» **TESTO FORNITO**
Questa uscita di sicurezza è un compromesso e un ramo d’olivo verso l’UE dal momento che continueremo a pagare la quote al budget europeo e accettare l’acquis comunitario (la possibilità di commerciare secondo le norme della comunità europea, ndt). Questo durerà finché non saranno negoziati i nostri accordi di commercio bilaterale con il resto del mondo. Ciò significa anche accettare il libero flusso di migranti comunitari per un certo periodo. Questo è provocatorio, certo.

Il crash non è stato così grave come nel caso della crisi Lehman ma è paragonabile per le borse di Milano e Parigi.

Se il parlamento impone un opzione di questo tipo la base dell’UKIP sarà furiosa ma l’UKIP ha solo un seggio a Westminster e non può dettare diktat. Non è neppure umanamente sensato uscire con una formula per gestire la quantità di migranti nello spazio economico europeo. Se i leader dell’UE saranno sensati cercheranno una via per uscire da questo garbuglio.
Proprio poiché la politica è così tesa, la mia opinione è di fare un governo di unità nazionale con tutti i partiti, specialmente gli scozzesi e i cattolici dell’Ulster in modo da tirar fuori un piano di negoziazione. Dal momento che David Cameron ha onorevolmente offerto di restare come curatore, dovrebbe guidare questa amministrazione di emergenza.

» **MATERIALE DI LAVORO**
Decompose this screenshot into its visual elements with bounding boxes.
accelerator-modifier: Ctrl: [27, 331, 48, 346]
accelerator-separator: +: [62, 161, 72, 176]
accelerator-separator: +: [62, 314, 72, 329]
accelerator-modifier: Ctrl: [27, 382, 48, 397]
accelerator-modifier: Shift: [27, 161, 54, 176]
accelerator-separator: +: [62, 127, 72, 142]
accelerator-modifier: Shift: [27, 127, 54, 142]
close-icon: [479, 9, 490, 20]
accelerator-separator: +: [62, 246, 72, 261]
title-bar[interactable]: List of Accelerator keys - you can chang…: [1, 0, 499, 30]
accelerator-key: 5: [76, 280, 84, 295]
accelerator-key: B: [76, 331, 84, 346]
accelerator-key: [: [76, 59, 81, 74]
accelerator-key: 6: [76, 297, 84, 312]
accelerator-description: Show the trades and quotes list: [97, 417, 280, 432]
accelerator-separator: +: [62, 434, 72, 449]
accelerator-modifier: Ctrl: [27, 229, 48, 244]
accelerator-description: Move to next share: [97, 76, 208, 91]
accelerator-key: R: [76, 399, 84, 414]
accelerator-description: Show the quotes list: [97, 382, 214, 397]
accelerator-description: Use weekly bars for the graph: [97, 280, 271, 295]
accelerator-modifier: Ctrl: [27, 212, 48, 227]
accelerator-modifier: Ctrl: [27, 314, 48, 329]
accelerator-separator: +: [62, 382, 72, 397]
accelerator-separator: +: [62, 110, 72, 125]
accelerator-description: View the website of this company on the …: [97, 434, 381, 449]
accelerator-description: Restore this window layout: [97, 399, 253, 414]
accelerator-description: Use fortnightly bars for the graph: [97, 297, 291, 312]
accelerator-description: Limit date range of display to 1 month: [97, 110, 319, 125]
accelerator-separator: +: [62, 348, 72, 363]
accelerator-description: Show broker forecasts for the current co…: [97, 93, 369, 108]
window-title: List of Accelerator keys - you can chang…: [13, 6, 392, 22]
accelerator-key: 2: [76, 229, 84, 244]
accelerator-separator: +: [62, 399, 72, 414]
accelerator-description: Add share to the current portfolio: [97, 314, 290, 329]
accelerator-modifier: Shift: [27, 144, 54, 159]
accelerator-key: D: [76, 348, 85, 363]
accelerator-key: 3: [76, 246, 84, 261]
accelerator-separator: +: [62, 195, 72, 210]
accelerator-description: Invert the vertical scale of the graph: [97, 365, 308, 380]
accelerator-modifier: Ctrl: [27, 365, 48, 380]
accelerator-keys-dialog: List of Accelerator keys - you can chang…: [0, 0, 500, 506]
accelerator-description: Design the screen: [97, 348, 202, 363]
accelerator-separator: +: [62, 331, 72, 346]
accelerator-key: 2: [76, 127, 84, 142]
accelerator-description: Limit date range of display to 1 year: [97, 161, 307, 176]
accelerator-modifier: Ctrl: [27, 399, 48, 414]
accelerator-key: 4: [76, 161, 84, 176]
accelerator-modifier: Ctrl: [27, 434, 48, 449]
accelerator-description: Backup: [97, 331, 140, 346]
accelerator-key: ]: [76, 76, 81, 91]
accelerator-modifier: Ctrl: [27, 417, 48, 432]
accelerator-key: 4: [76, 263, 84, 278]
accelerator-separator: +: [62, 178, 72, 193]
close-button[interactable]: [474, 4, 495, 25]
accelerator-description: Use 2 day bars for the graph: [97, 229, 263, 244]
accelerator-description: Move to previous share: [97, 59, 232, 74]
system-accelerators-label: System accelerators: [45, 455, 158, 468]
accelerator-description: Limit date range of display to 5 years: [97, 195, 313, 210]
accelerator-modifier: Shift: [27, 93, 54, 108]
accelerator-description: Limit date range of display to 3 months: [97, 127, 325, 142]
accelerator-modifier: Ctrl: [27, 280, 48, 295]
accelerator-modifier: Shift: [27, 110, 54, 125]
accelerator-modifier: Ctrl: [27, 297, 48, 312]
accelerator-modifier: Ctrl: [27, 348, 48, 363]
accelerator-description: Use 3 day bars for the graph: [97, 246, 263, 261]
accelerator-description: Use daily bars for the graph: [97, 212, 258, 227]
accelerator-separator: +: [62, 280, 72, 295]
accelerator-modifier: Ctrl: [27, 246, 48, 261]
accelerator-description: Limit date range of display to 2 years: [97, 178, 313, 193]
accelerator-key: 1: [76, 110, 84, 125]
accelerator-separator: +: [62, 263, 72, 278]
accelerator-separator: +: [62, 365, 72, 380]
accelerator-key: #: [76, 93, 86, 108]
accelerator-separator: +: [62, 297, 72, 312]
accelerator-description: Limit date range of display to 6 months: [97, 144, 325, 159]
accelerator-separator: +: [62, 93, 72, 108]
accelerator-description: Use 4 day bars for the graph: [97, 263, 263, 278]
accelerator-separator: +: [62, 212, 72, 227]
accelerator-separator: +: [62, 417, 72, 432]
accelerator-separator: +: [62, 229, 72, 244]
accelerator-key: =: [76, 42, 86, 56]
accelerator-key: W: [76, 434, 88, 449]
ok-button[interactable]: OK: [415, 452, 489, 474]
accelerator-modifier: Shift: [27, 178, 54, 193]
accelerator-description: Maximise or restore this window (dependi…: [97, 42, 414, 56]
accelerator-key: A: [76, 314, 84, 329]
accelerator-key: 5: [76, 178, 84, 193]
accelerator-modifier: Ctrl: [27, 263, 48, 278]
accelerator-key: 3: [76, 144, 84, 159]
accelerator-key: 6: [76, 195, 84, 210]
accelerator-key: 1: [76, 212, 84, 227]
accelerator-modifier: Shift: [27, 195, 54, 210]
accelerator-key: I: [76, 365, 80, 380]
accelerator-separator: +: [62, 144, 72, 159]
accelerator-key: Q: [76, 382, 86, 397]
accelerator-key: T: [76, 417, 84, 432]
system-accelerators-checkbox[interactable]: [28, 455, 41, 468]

» **CONSEGNA 1**
Ricopia per intero il testo fornito, senza alcuna modifica.
» **CONSEGNA 2**
Trasforma in una tabella Markdown le righe dei record, dalla prima fino alla riga che contiene "accelerator-key: 5: [76, 280, 84, 295]" inclusa, tralasciando quelle vuote. Usa la colonna "N." per il numero progressivo e la colonna "Riga" per il contenuto della riga.

» **RISPOSTA ALL'ESERCIZIO 1**
Questa uscita di sicurezza è un compromesso e un ramo d’olivo verso l’UE dal momento che continueremo a pagare la quote al budget europeo e accettare l’acquis comunitario (la possibilità di commerciare secondo le norme della comunità europea, ndt). Questo durerà finché non saranno negoziati i nostri accordi di commercio bilaterale con il resto del mondo. Ciò significa anche accettare il libero flusso di migranti comunitari per un certo periodo. Questo è provocatorio, certo.

Il crash non è stato così grave come nel caso della crisi Lehman ma è paragonabile per le borse di Milano e Parigi.

Se il parlamento impone un opzione di questo tipo la base dell’UKIP sarà furiosa ma l’UKIP ha solo un seggio a Westminster e non può dettare diktat. Non è neppure umanamente sensato uscire con una formula per gestire la quantità di migranti nello spazio economico europeo. Se i leader dell’UE saranno sensati cercheranno una via per uscire da questo garbuglio.
Proprio poiché la politica è così tesa, la mia opinione è di fare un governo di unità nazionale con tutti i partiti, specialmente gli scozzesi e i cattolici dell’Ulster in modo da tirar fuori un piano di negoziazione. Dal momento che David Cameron ha onorevolmente offerto di restare come curatore, dovrebbe guidare questa amministrazione di emergenza.

» **RISPOSTA ALL'ESERCIZIO 2**
| N. | Riga |
|---|---|
| 1 | Decompose this screenshot into its visual elements with bounding boxes. |
| 2 | accelerator-modifier: Ctrl: [27, 331, 48, 346] |
| 3 | accelerator-separator: +: [62, 161, 72, 176] |
| 4 | accelerator-separator: +: [62, 314, 72, 329] |
| 5 | accelerator-modifier: Ctrl: [27, 382, 48, 397] |
| 6 | accelerator-modifier: Shift: [27, 161, 54, 176] |
| 7 | accelerator-separator: +: [62, 127, 72, 142] |
| 8 | accelerator-modifier: Shift: [27, 127, 54, 142] |
| 9 | close-icon: [479, 9, 490, 20] |
| 10 | accelerator-separator: +: [62, 246, 72, 261] |
| 11 | title-bar[interactable]: List of Accelerator keys - you can chang…: [1, 0, 499, 30] |
| 12 | accelerator-key: 5: [76, 280, 84, 295] |